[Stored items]
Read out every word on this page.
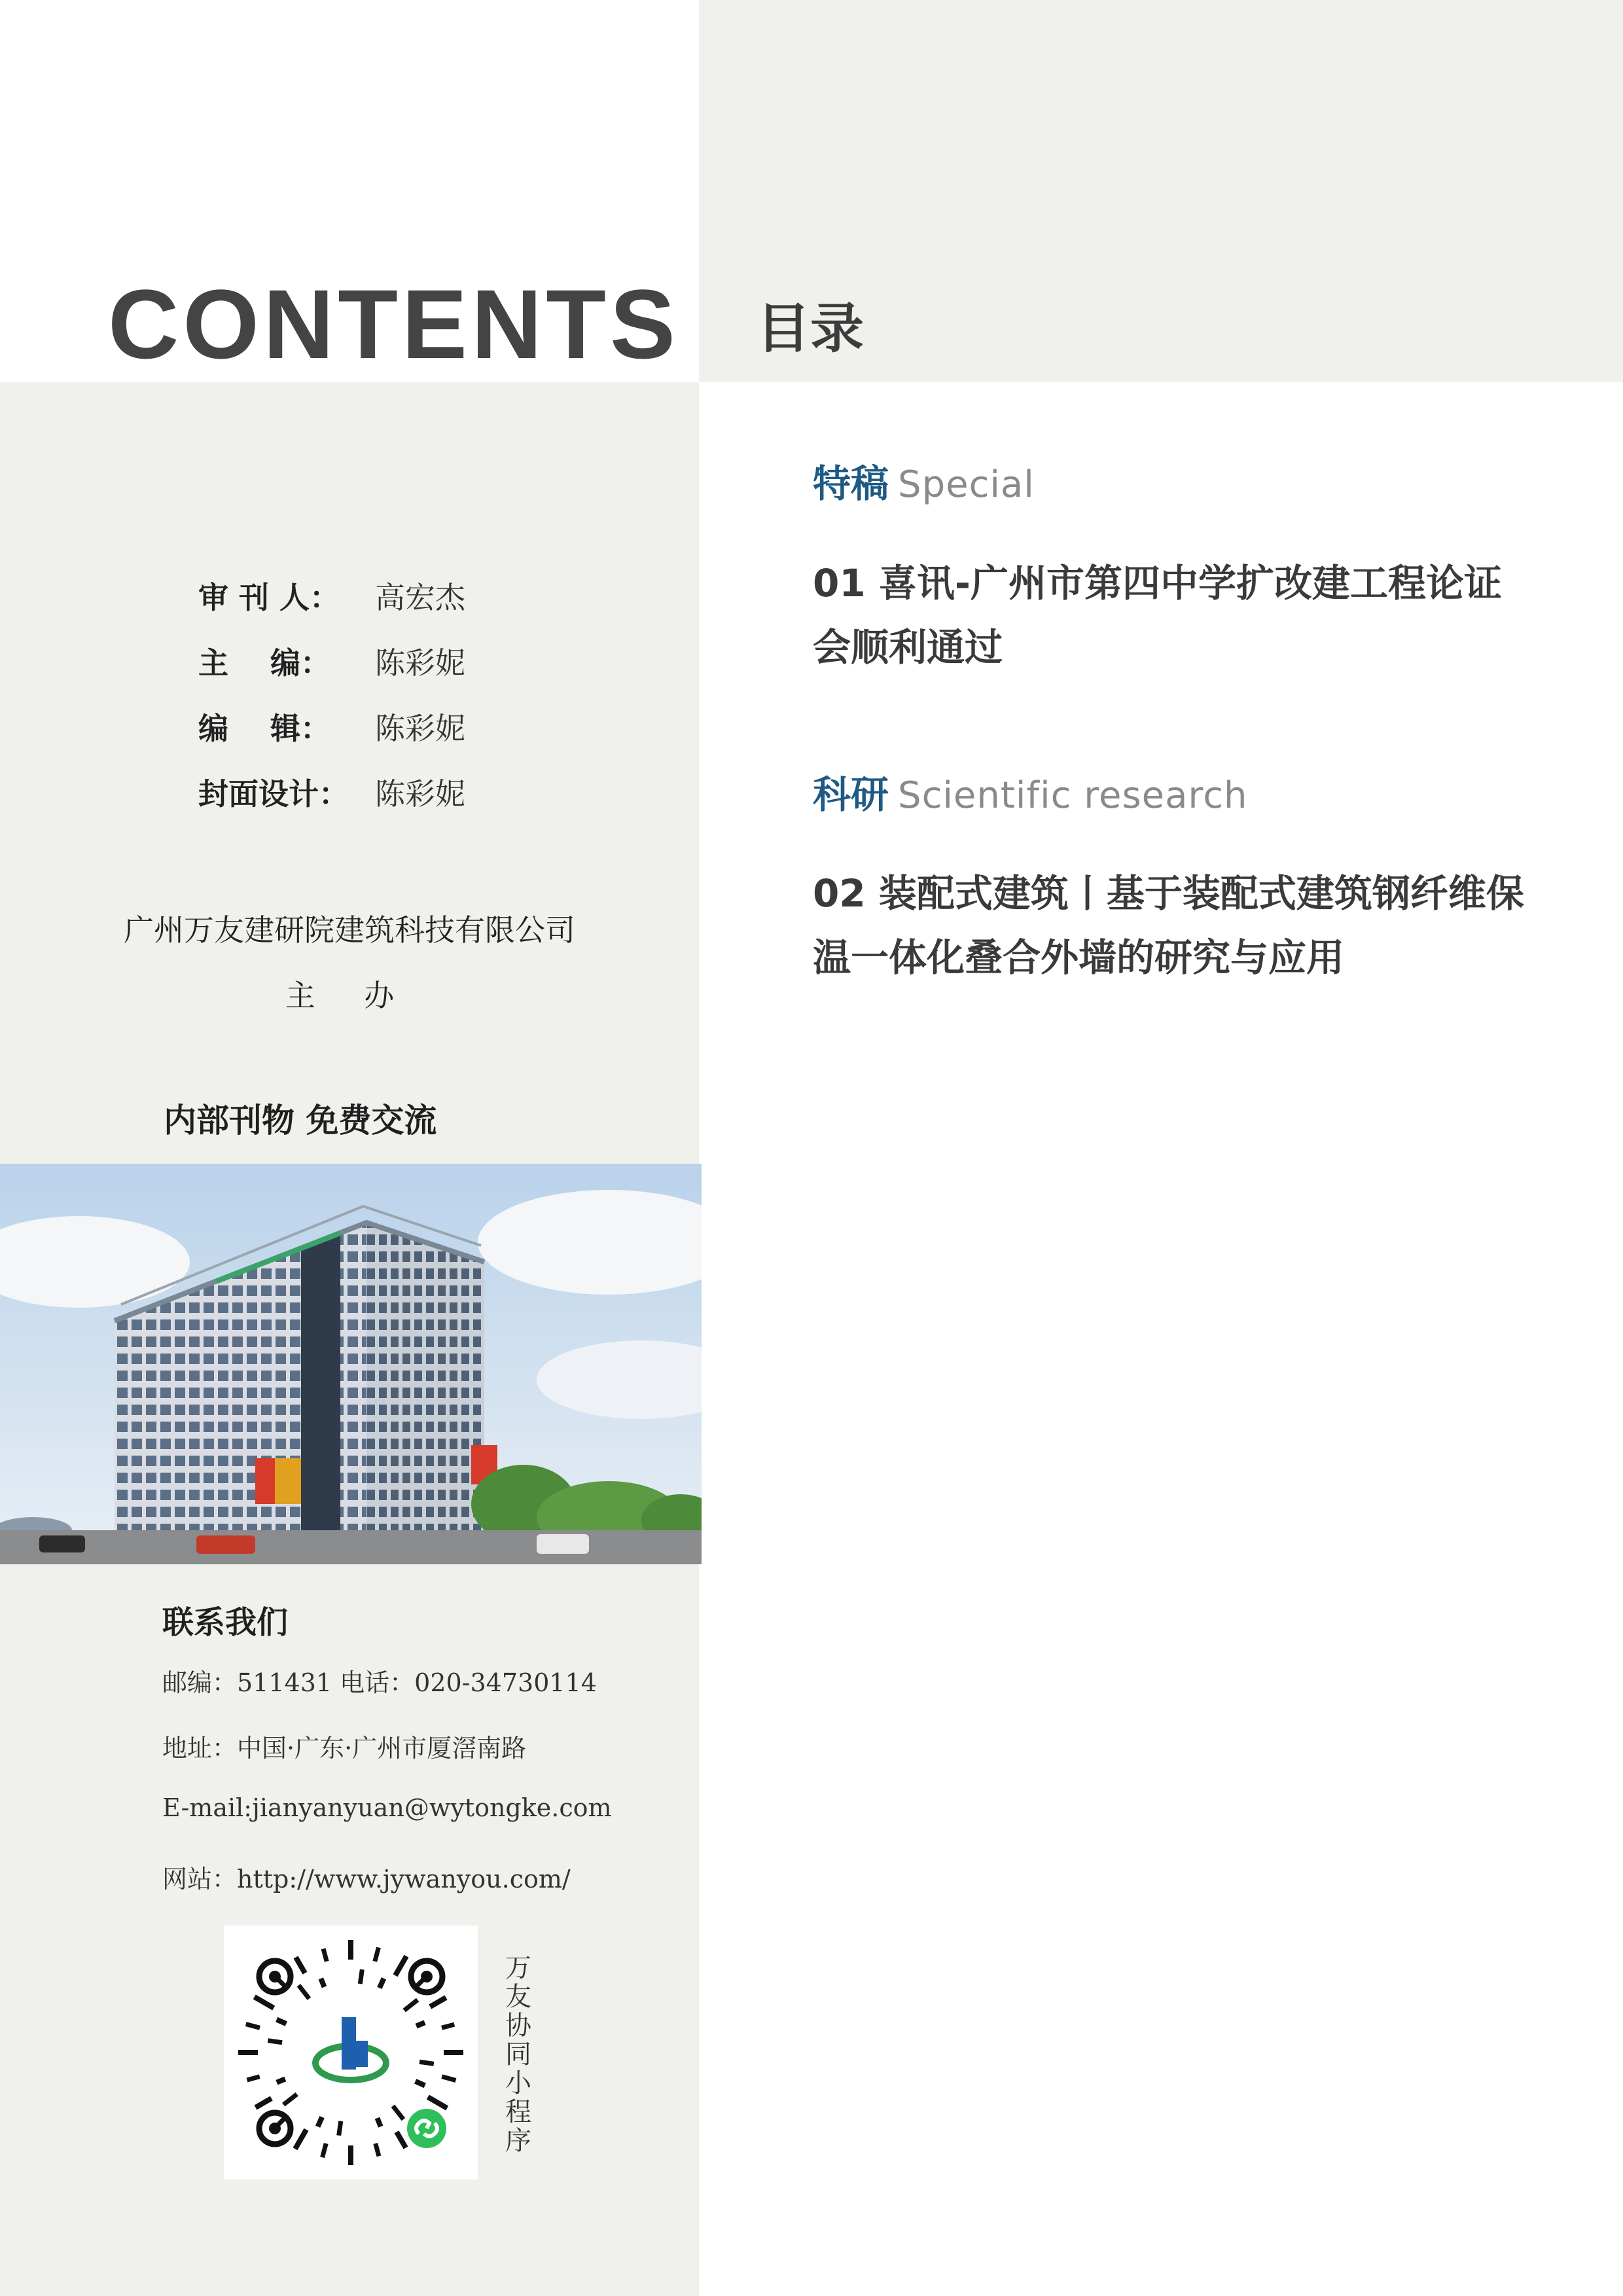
CONTENTS 目录
审 刊 人： 高宏杰
主    编： 陈彩妮
编    辑： 陈彩妮
封面设计： 陈彩妮
广州万友建研院建筑科技有限公司
主 办
内部刊物 免费交流
联系我们
邮编：511431 电话：020-34730114
地址：中国·广东·广州市厦滘南路
E-mail:jianyanyuan@wytongke.com
网站：http://www.jywanyou.com/
万友协同小程序
特稿 Special
01 喜讯-广州市第四中学扩改建工程论证
会顺利通过
科研 Scientific research
02 装配式建筑丨基于装配式建筑钢纤维保
温一体化叠合外墙的研究与应用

--- Objective ---
Set down the complete material exactly, but do not include the images.

--- The solution ---
Read out every word on this page.
CONTENTS 目录
审 刊 人： 高宏杰
主    编： 陈彩妮
编    辑： 陈彩妮
封面设计： 陈彩妮
广州万友建研院建筑科技有限公司
主 办
内部刊物 免费交流
联系我们
邮编：511431 电话：020-34730114
地址：中国·广东·广州市厦滘南路
E-mail:jianyanyuan@wytongke.com
网站：http://www.jywanyou.com/
万友协同小程序
特稿 Special
01 喜讯-广州市第四中学扩改建工程论证
会顺利通过
科研 Scientific research
02 装配式建筑丨基于装配式建筑钢纤维保
温一体化叠合外墙的研究与应用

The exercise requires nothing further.